> [Input for this task]:
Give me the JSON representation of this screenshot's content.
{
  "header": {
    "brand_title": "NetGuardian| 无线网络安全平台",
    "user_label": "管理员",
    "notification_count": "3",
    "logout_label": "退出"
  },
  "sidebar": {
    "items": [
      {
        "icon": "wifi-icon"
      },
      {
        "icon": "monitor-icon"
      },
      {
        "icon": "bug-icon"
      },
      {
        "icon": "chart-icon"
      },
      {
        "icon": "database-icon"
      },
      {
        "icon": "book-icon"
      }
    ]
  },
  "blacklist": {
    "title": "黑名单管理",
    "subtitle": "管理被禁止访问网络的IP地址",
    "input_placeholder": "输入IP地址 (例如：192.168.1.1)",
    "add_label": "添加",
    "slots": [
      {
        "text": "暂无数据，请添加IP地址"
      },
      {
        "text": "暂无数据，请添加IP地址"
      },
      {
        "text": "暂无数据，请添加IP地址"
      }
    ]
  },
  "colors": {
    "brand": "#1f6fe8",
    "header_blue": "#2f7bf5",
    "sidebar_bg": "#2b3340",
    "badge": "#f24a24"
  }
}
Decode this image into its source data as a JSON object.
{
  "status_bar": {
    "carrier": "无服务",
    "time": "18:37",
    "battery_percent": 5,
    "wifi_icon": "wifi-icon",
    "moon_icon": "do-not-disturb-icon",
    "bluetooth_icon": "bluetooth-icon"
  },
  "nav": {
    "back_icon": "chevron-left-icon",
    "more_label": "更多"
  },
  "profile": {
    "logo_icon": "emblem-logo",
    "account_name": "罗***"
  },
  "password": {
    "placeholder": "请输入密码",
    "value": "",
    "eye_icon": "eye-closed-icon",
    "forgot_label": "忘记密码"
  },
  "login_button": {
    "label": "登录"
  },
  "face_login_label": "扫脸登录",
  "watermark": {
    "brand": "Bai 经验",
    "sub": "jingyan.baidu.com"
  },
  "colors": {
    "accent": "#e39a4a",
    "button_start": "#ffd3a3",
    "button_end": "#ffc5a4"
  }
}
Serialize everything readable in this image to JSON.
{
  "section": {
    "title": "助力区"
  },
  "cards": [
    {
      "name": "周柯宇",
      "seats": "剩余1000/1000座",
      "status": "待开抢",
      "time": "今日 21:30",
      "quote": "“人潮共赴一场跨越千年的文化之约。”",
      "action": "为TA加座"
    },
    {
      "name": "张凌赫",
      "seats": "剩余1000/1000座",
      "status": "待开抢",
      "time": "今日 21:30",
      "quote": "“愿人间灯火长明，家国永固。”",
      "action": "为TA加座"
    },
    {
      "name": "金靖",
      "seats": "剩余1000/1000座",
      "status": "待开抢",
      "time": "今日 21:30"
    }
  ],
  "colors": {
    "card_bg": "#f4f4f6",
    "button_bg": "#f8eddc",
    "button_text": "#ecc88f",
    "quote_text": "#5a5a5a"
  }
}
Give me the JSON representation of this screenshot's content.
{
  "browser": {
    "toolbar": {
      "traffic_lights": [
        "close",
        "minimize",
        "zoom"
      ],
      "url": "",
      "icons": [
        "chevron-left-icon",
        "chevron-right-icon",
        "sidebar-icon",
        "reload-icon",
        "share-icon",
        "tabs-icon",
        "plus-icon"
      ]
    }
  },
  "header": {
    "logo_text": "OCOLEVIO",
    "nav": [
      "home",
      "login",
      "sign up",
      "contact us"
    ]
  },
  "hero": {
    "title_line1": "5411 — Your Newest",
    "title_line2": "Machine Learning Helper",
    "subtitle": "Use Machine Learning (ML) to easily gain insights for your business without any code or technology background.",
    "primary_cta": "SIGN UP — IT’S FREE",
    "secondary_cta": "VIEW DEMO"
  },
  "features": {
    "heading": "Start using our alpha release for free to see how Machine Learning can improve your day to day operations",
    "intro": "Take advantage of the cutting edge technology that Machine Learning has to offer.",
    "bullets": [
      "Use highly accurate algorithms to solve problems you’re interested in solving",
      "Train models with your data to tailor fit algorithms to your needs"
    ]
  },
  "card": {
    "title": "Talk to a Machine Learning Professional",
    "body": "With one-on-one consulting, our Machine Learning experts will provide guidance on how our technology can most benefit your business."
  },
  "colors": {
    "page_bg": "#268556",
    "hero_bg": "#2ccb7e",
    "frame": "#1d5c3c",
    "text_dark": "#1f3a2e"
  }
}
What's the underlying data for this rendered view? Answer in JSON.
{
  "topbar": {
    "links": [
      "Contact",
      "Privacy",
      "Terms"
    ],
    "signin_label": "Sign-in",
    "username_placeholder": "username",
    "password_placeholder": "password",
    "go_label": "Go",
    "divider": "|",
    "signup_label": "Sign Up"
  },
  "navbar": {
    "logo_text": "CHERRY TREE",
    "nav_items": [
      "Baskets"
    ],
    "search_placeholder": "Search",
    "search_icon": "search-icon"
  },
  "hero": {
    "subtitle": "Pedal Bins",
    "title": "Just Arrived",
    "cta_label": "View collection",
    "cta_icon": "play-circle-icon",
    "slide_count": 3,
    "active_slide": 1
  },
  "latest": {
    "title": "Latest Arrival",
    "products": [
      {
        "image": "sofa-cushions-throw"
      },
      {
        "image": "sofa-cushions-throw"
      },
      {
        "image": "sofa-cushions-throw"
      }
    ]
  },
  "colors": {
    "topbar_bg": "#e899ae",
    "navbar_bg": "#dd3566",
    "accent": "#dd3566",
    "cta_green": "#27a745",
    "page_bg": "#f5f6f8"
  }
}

> [Exercise objective]:
Return the listing above word for word.

> [Answer]:
Give me the JSON representation of this screenshot's content.
{
  "header": {
    "brand_title": "NetGuardian| 无线网络安全平台",
    "user_label": "管理员",
    "notification_count": "3",
    "logout_label": "退出"
  },
  "sidebar": {
    "items": [
      {
        "icon": "wifi-icon"
      },
      {
        "icon": "monitor-icon"
      },
      {
        "icon": "bug-icon"
      },
      {
        "icon": "chart-icon"
      },
      {
        "icon": "database-icon"
      },
      {
        "icon": "book-icon"
      }
    ]
  },
  "blacklist": {
    "title": "黑名单管理",
    "subtitle": "管理被禁止访问网络的IP地址",
    "input_placeholder": "输入IP地址 (例如：192.168.1.1)",
    "add_label": "添加",
    "slots": [
      {
        "text": "暂无数据，请添加IP地址"
      },
      {
        "text": "暂无数据，请添加IP地址"
      },
      {
        "text": "暂无数据，请添加IP地址"
      }
    ]
  },
  "colors": {
    "brand": "#1f6fe8",
    "header_blue": "#2f7bf5",
    "sidebar_bg": "#2b3340",
    "badge": "#f24a24"
  }
}
Decode this image into its source data as a JSON object.
{
  "status_bar": {
    "carrier": "无服务",
    "time": "18:37",
    "battery_percent": 5,
    "wifi_icon": "wifi-icon",
    "moon_icon": "do-not-disturb-icon",
    "bluetooth_icon": "bluetooth-icon"
  },
  "nav": {
    "back_icon": "chevron-left-icon",
    "more_label": "更多"
  },
  "profile": {
    "logo_icon": "emblem-logo",
    "account_name": "罗***"
  },
  "password": {
    "placeholder": "请输入密码",
    "value": "",
    "eye_icon": "eye-closed-icon",
    "forgot_label": "忘记密码"
  },
  "login_button": {
    "label": "登录"
  },
  "face_login_label": "扫脸登录",
  "watermark": {
    "brand": "Bai 经验",
    "sub": "jingyan.baidu.com"
  },
  "colors": {
    "accent": "#e39a4a",
    "button_start": "#ffd3a3",
    "button_end": "#ffc5a4"
  }
}
Serialize everything readable in this image to JSON.
{
  "section": {
    "title": "助力区"
  },
  "cards": [
    {
      "name": "周柯宇",
      "seats": "剩余1000/1000座",
      "status": "待开抢",
      "time": "今日 21:30",
      "quote": "“人潮共赴一场跨越千年的文化之约。”",
      "action": "为TA加座"
    },
    {
      "name": "张凌赫",
      "seats": "剩余1000/1000座",
      "status": "待开抢",
      "time": "今日 21:30",
      "quote": "“愿人间灯火长明，家国永固。”",
      "action": "为TA加座"
    },
    {
      "name": "金靖",
      "seats": "剩余1000/1000座",
      "status": "待开抢",
      "time": "今日 21:30"
    }
  ],
  "colors": {
    "card_bg": "#f4f4f6",
    "button_bg": "#f8eddc",
    "button_text": "#ecc88f",
    "quote_text": "#5a5a5a"
  }
}
Give me the JSON representation of this screenshot's content.
{
  "browser": {
    "toolbar": {
      "traffic_lights": [
        "close",
        "minimize",
        "zoom"
      ],
      "url": "",
      "icons": [
        "chevron-left-icon",
        "chevron-right-icon",
        "sidebar-icon",
        "reload-icon",
        "share-icon",
        "tabs-icon",
        "plus-icon"
      ]
    }
  },
  "header": {
    "logo_text": "OCOLEVIO",
    "nav": [
      "home",
      "login",
      "sign up",
      "contact us"
    ]
  },
  "hero": {
    "title_line1": "5411 — Your Newest",
    "title_line2": "Machine Learning Helper",
    "subtitle": "Use Machine Learning (ML) to easily gain insights for your business without any code or technology background.",
    "primary_cta": "SIGN UP — IT’S FREE",
    "secondary_cta": "VIEW DEMO"
  },
  "features": {
    "heading": "Start using our alpha release for free to see how Machine Learning can improve your day to day operations",
    "intro": "Take advantage of the cutting edge technology that Machine Learning has to offer.",
    "bullets": [
      "Use highly accurate algorithms to solve problems you’re interested in solving",
      "Train models with your data to tailor fit algorithms to your needs"
    ]
  },
  "card": {
    "title": "Talk to a Machine Learning Professional",
    "body": "With one-on-one consulting, our Machine Learning experts will provide guidance on how our technology can most benefit your business."
  },
  "colors": {
    "page_bg": "#268556",
    "hero_bg": "#2ccb7e",
    "frame": "#1d5c3c",
    "text_dark": "#1f3a2e"
  }
}
What's the underlying data for this rendered view? Answer in JSON.
{
  "topbar": {
    "links": [
      "Contact",
      "Privacy",
      "Terms"
    ],
    "signin_label": "Sign-in",
    "username_placeholder": "username",
    "password_placeholder": "password",
    "go_label": "Go",
    "divider": "|",
    "signup_label": "Sign Up"
  },
  "navbar": {
    "logo_text": "CHERRY TREE",
    "nav_items": [
      "Baskets"
    ],
    "search_placeholder": "Search",
    "search_icon": "search-icon"
  },
  "hero": {
    "subtitle": "Pedal Bins",
    "title": "Just Arrived",
    "cta_label": "View collection",
    "cta_icon": "play-circle-icon",
    "slide_count": 3,
    "active_slide": 1
  },
  "latest": {
    "title": "Latest Arrival",
    "products": [
      {
        "image": "sofa-cushions-throw"
      },
      {
        "image": "sofa-cushions-throw"
      },
      {
        "image": "sofa-cushions-throw"
      }
    ]
  },
  "colors": {
    "topbar_bg": "#e899ae",
    "navbar_bg": "#dd3566",
    "accent": "#dd3566",
    "cta_green": "#27a745",
    "page_bg": "#f5f6f8"
  }
}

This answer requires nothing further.